[Source records]
↓

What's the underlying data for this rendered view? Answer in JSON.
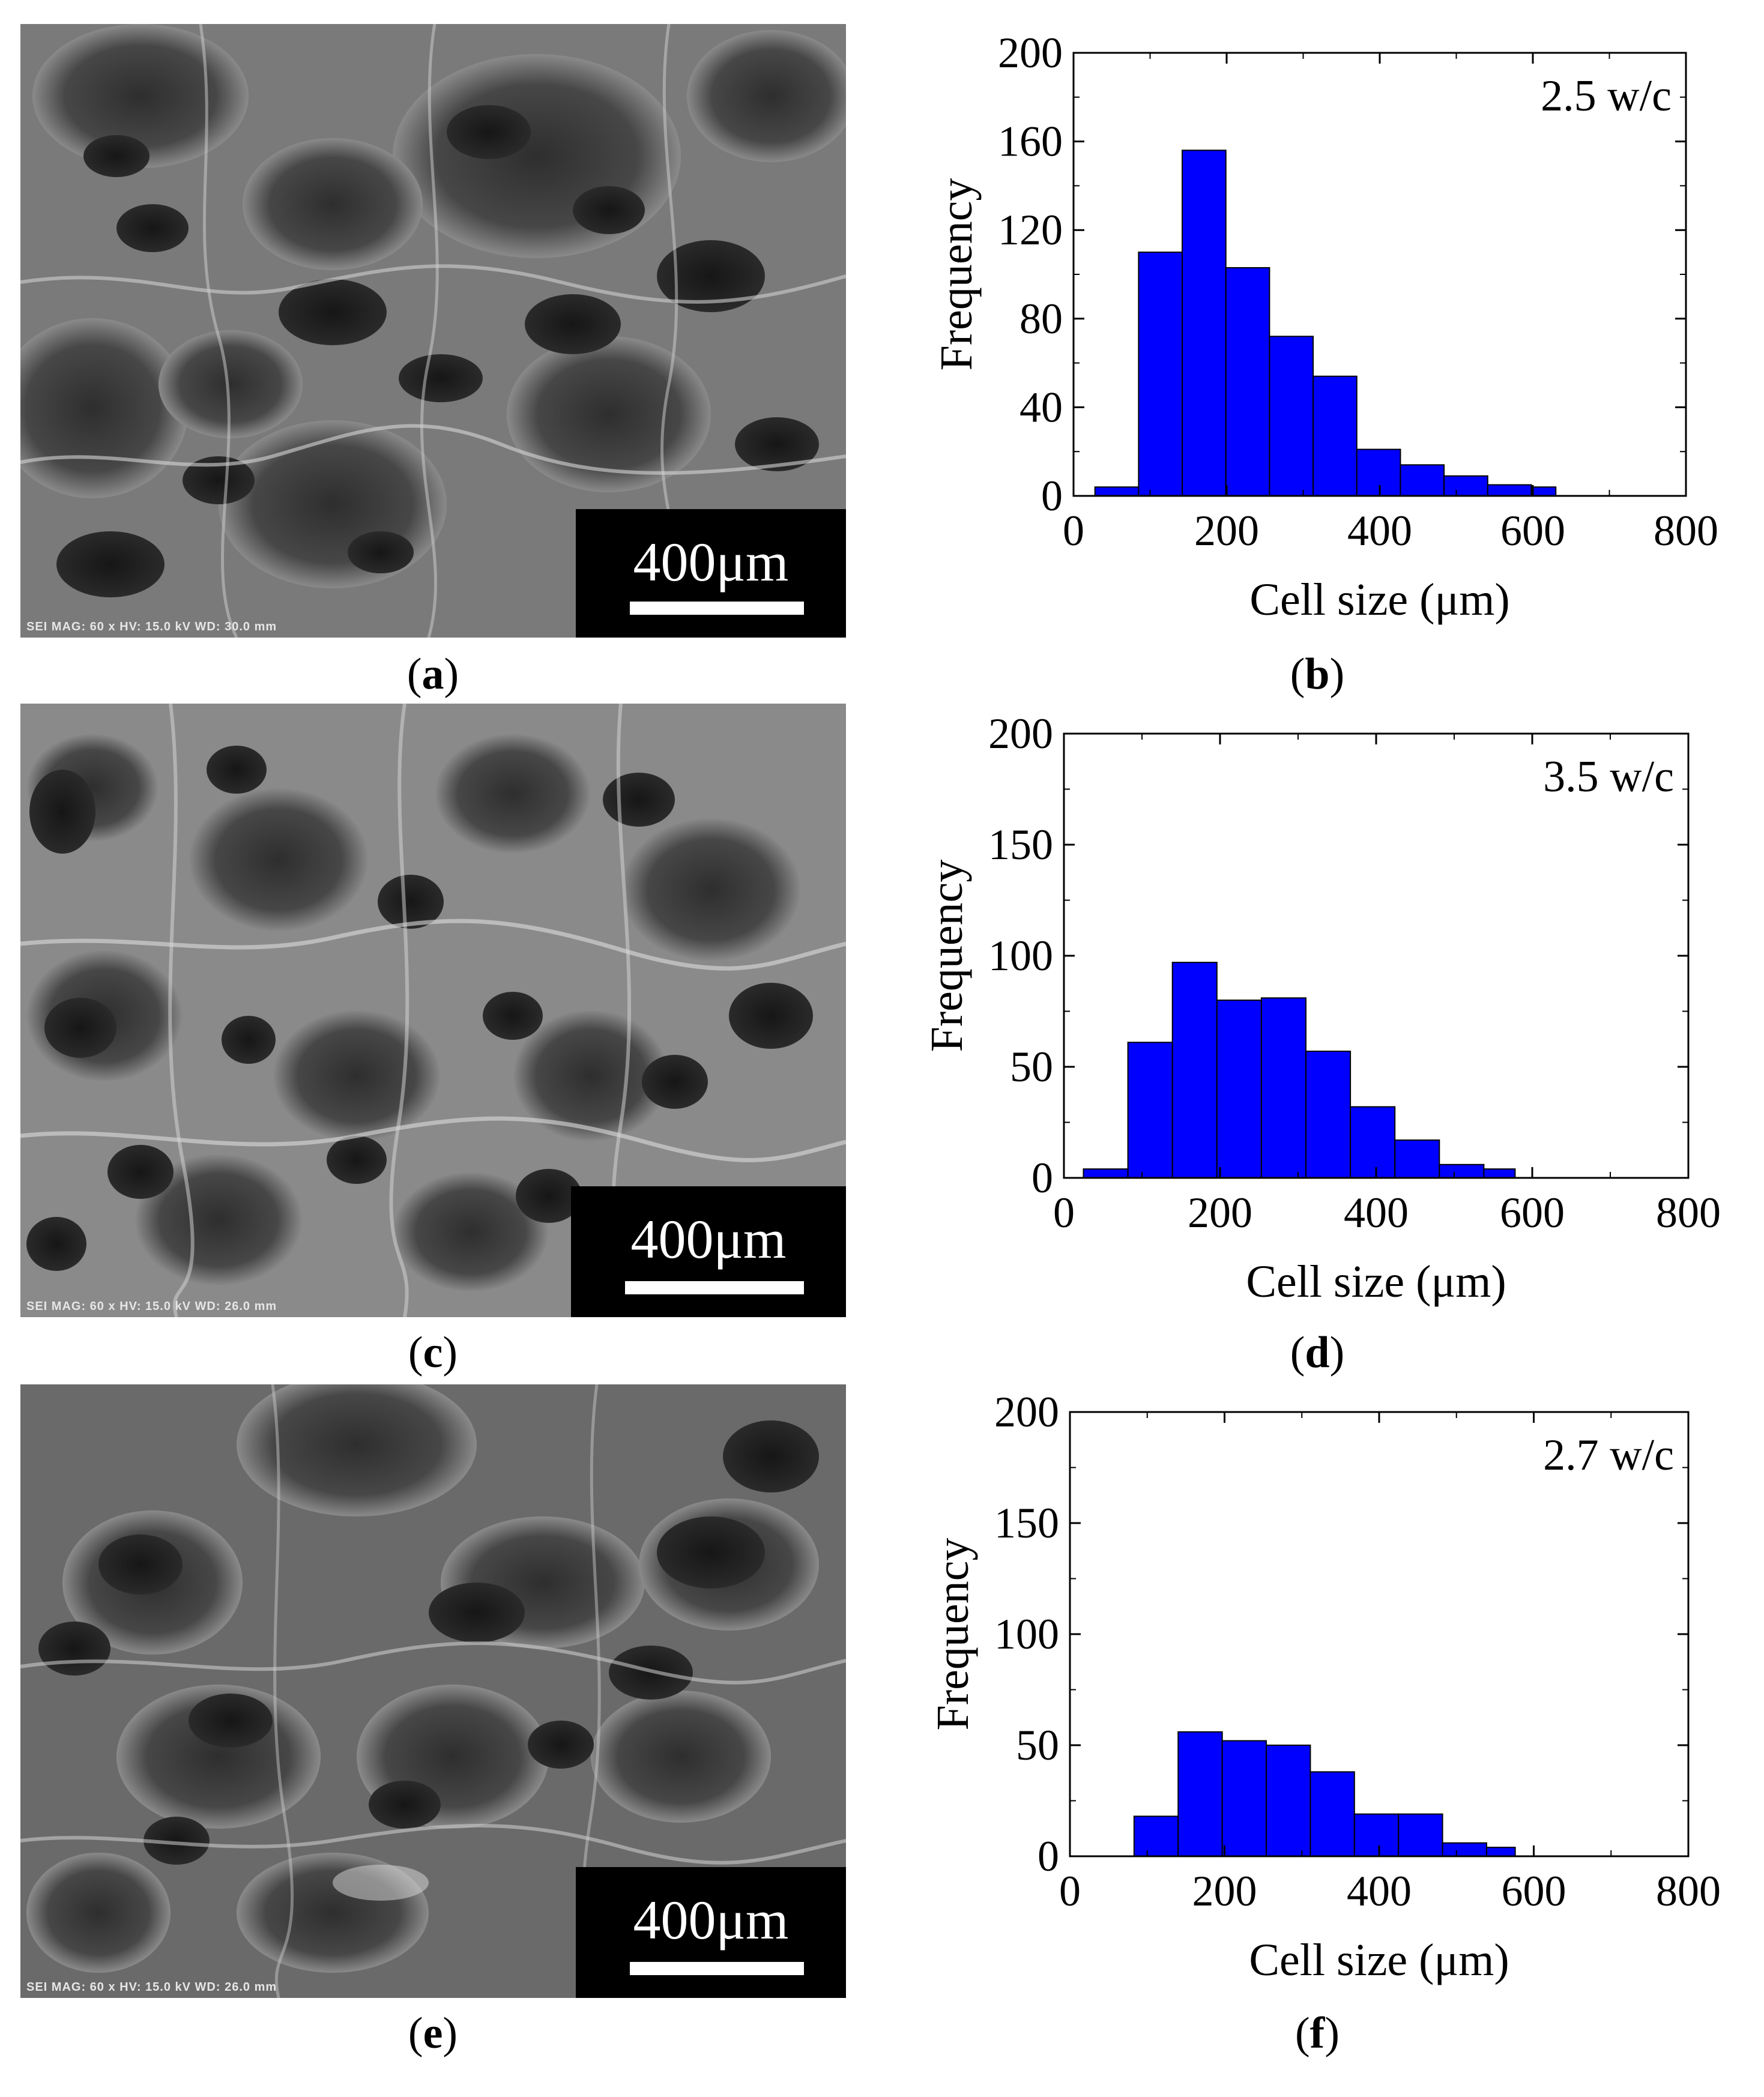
{
  "panels": [
    {
      "id": "a",
      "label": "a",
      "scale_text": "400μm",
      "sem_info": "SEI MAG: 60 x HV: 15.0 kV WD: 30.0 mm"
    },
    {
      "id": "c",
      "label": "c",
      "scale_text": "400μm",
      "sem_info": "SEI MAG: 60 x HV: 15.0 kV WD: 26.0 mm"
    },
    {
      "id": "e",
      "label": "e",
      "scale_text": "400μm",
      "sem_info": "SEI MAG: 60 x HV: 15.0 kV WD: 26.0 mm"
    }
  ],
  "chart_labels": [
    "b",
    "d",
    "f"
  ],
  "colors": {
    "bar": "#0000ff",
    "bar_edge": "#000000"
  },
  "chart_data": [
    {
      "type": "bar",
      "annotation": "2.5 w/c",
      "xlabel": "Cell size (μm)",
      "ylabel": "Frequency",
      "xlim": [
        0,
        800
      ],
      "ylim": [
        0,
        200
      ],
      "xticks": [
        0,
        200,
        400,
        600,
        800
      ],
      "yticks": [
        0,
        40,
        80,
        120,
        160,
        200
      ],
      "bin_edges": [
        28,
        85,
        142,
        199,
        256,
        313,
        370,
        427,
        484,
        541,
        598,
        630
      ],
      "values": [
        4,
        110,
        156,
        103,
        72,
        54,
        21,
        14,
        9,
        5,
        4
      ]
    },
    {
      "type": "bar",
      "annotation": "3.5 w/c",
      "xlabel": "Cell size (μm)",
      "ylabel": "Frequency",
      "xlim": [
        0,
        800
      ],
      "ylim": [
        0,
        200
      ],
      "xticks": [
        0,
        200,
        400,
        600,
        800
      ],
      "yticks": [
        0,
        50,
        100,
        150,
        200
      ],
      "bin_edges": [
        25,
        82,
        139,
        196,
        253,
        310,
        367,
        424,
        481,
        538,
        578
      ],
      "values": [
        4,
        61,
        97,
        80,
        81,
        57,
        32,
        17,
        6,
        4
      ]
    },
    {
      "type": "bar",
      "annotation": "2.7 w/c",
      "xlabel": "Cell size (μm)",
      "ylabel": "Frequency",
      "xlim": [
        0,
        800
      ],
      "ylim": [
        0,
        200
      ],
      "xticks": [
        0,
        200,
        400,
        600,
        800
      ],
      "yticks": [
        0,
        50,
        100,
        150,
        200
      ],
      "bin_edges": [
        83,
        140,
        197,
        254,
        311,
        368,
        425,
        482,
        539,
        576
      ],
      "values": [
        18,
        56,
        52,
        50,
        38,
        19,
        19,
        6,
        4
      ]
    }
  ]
}
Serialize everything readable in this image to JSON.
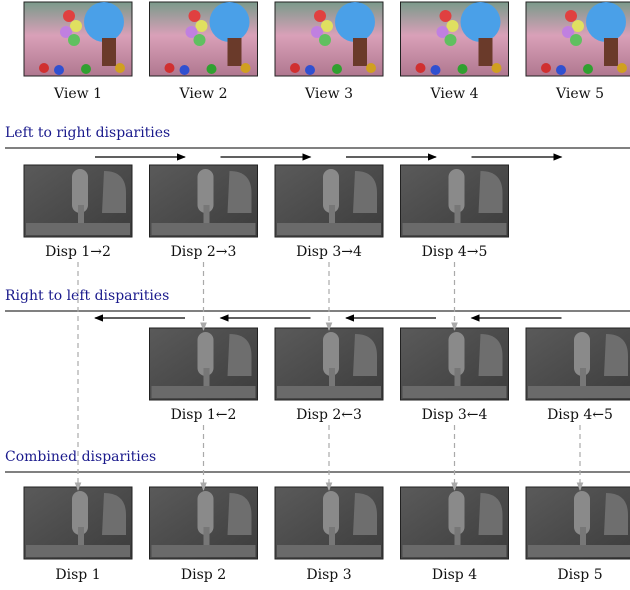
{
  "views": [
    "View 1",
    "View 2",
    "View 3",
    "View 4",
    "View 5"
  ],
  "left_to_right": {
    "title": "Left to right disparities",
    "labels": [
      "Disp 1→2",
      "Disp 2→3",
      "Disp 3→4",
      "Disp 4→5"
    ]
  },
  "right_to_left": {
    "title": "Right to left disparities",
    "labels": [
      "Disp 1←2",
      "Disp 2←3",
      "Disp 3←4",
      "Disp 4←5"
    ]
  },
  "combined": {
    "title": "Combined disparities",
    "labels": [
      "Disp 1",
      "Disp 2",
      "Disp 3",
      "Disp 4",
      "Disp 5"
    ]
  }
}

↑

## What to produce
Output the material word for word, omitting its pictures.

## The solution
What's the underlying data for this rendered view? Answer in JSON.
{
  "panels": [
    {
      "id": "a",
      "label": "a",
      "scale_text": "400μm",
      "sem_info": "SEI MAG: 60 x HV: 15.0 kV WD: 30.0 mm"
    },
    {
      "id": "c",
      "label": "c",
      "scale_text": "400μm",
      "sem_info": "SEI MAG: 60 x HV: 15.0 kV WD: 26.0 mm"
    },
    {
      "id": "e",
      "label": "e",
      "scale_text": "400μm",
      "sem_info": "SEI MAG: 60 x HV: 15.0 kV WD: 26.0 mm"
    }
  ],
  "chart_labels": [
    "b",
    "d",
    "f"
  ],
  "colors": {
    "bar": "#0000ff",
    "bar_edge": "#000000"
  },
  "chart_data": [
    {
      "type": "bar",
      "annotation": "2.5 w/c",
      "xlabel": "Cell size (μm)",
      "ylabel": "Frequency",
      "xlim": [
        0,
        800
      ],
      "ylim": [
        0,
        200
      ],
      "xticks": [
        0,
        200,
        400,
        600,
        800
      ],
      "yticks": [
        0,
        40,
        80,
        120,
        160,
        200
      ],
      "bin_edges": [
        28,
        85,
        142,
        199,
        256,
        313,
        370,
        427,
        484,
        541,
        598,
        630
      ],
      "values": [
        4,
        110,
        156,
        103,
        72,
        54,
        21,
        14,
        9,
        5,
        4
      ]
    },
    {
      "type": "bar",
      "annotation": "3.5 w/c",
      "xlabel": "Cell size (μm)",
      "ylabel": "Frequency",
      "xlim": [
        0,
        800
      ],
      "ylim": [
        0,
        200
      ],
      "xticks": [
        0,
        200,
        400,
        600,
        800
      ],
      "yticks": [
        0,
        50,
        100,
        150,
        200
      ],
      "bin_edges": [
        25,
        82,
        139,
        196,
        253,
        310,
        367,
        424,
        481,
        538,
        578
      ],
      "values": [
        4,
        61,
        97,
        80,
        81,
        57,
        32,
        17,
        6,
        4
      ]
    },
    {
      "type": "bar",
      "annotation": "2.7 w/c",
      "xlabel": "Cell size (μm)",
      "ylabel": "Frequency",
      "xlim": [
        0,
        800
      ],
      "ylim": [
        0,
        200
      ],
      "xticks": [
        0,
        200,
        400,
        600,
        800
      ],
      "yticks": [
        0,
        50,
        100,
        150,
        200
      ],
      "bin_edges": [
        83,
        140,
        197,
        254,
        311,
        368,
        425,
        482,
        539,
        576
      ],
      "values": [
        18,
        56,
        52,
        50,
        38,
        19,
        19,
        6,
        4
      ]
    }
  ]
}
Serialize everything readable in this image to JSON.
{
  "views": [
    "View 1",
    "View 2",
    "View 3",
    "View 4",
    "View 5"
  ],
  "left_to_right": {
    "title": "Left to right disparities",
    "labels": [
      "Disp 1→2",
      "Disp 2→3",
      "Disp 3→4",
      "Disp 4→5"
    ]
  },
  "right_to_left": {
    "title": "Right to left disparities",
    "labels": [
      "Disp 1←2",
      "Disp 2←3",
      "Disp 3←4",
      "Disp 4←5"
    ]
  },
  "combined": {
    "title": "Combined disparities",
    "labels": [
      "Disp 1",
      "Disp 2",
      "Disp 3",
      "Disp 4",
      "Disp 5"
    ]
  }
}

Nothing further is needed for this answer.